OBJECTIVE
Find each line with "JSON" and copy it.

__________

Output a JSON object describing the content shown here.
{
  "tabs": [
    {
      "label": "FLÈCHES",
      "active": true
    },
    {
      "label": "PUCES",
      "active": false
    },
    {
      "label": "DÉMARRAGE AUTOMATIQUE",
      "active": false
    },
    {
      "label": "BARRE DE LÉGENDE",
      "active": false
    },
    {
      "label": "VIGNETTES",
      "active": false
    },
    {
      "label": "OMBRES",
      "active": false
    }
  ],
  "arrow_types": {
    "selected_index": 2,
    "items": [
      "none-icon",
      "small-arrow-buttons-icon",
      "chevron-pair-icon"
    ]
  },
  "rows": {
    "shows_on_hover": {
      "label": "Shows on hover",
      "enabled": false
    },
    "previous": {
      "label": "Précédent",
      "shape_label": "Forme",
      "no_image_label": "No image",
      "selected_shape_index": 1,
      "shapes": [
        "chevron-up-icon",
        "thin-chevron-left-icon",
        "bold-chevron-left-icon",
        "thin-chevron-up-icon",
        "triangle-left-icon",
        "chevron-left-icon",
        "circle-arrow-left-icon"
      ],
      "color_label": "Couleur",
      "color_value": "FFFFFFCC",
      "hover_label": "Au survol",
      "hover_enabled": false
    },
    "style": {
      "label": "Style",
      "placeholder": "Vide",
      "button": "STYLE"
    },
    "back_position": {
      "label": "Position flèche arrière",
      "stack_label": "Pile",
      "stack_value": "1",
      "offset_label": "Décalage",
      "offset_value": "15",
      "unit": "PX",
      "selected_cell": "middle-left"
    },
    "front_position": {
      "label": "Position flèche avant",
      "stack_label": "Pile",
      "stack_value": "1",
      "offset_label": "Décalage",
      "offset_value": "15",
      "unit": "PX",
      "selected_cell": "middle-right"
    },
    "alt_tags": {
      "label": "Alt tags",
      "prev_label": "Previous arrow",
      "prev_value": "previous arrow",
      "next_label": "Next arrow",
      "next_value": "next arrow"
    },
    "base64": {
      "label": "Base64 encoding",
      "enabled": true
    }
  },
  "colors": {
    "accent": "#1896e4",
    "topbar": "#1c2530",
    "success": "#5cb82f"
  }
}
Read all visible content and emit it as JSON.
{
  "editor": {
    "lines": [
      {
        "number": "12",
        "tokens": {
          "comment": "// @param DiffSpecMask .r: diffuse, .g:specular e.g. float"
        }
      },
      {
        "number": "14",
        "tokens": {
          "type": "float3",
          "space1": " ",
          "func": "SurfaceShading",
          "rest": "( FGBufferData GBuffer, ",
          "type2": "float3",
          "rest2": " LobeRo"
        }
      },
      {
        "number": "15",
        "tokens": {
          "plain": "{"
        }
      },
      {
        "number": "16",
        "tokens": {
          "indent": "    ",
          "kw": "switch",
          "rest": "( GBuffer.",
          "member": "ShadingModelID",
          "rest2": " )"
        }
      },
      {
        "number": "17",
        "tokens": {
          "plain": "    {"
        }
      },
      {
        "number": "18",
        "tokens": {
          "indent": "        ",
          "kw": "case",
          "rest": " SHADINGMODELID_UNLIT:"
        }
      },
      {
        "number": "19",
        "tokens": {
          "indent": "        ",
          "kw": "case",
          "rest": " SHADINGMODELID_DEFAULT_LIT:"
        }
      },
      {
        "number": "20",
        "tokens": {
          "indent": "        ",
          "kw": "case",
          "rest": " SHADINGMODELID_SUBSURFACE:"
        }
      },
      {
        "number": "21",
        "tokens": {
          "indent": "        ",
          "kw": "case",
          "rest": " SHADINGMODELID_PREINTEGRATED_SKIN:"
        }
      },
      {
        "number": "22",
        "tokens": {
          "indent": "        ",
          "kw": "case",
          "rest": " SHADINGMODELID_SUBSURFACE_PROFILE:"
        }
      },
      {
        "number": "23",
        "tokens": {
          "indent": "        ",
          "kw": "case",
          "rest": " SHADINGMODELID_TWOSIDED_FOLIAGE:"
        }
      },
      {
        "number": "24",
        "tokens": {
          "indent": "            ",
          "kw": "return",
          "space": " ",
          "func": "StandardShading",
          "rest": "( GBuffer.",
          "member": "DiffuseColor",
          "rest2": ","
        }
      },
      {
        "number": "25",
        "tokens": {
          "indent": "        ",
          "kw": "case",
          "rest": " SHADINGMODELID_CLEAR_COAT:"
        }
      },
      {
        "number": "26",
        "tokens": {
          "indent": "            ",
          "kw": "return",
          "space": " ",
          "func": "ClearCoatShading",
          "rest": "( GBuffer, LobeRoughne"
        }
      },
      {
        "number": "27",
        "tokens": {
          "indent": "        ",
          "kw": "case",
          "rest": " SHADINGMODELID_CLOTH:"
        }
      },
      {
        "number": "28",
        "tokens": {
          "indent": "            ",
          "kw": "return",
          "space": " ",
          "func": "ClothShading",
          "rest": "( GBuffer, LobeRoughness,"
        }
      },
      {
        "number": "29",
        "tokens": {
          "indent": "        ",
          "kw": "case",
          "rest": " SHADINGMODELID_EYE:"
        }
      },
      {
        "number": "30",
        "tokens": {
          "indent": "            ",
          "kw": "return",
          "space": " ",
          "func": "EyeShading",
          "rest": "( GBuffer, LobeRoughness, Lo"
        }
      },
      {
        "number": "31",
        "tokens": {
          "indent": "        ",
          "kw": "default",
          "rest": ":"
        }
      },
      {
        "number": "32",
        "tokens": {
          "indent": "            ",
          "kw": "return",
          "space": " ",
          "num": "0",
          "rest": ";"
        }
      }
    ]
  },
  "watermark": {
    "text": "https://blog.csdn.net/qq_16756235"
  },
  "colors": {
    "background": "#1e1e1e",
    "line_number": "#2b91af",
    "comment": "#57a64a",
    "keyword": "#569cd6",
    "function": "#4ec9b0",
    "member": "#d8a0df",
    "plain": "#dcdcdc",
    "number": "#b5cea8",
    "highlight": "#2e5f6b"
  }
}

__________

TASK RESPONSE
Output a JSON object describing the content shown here.
Read all visible content and emit it as JSON.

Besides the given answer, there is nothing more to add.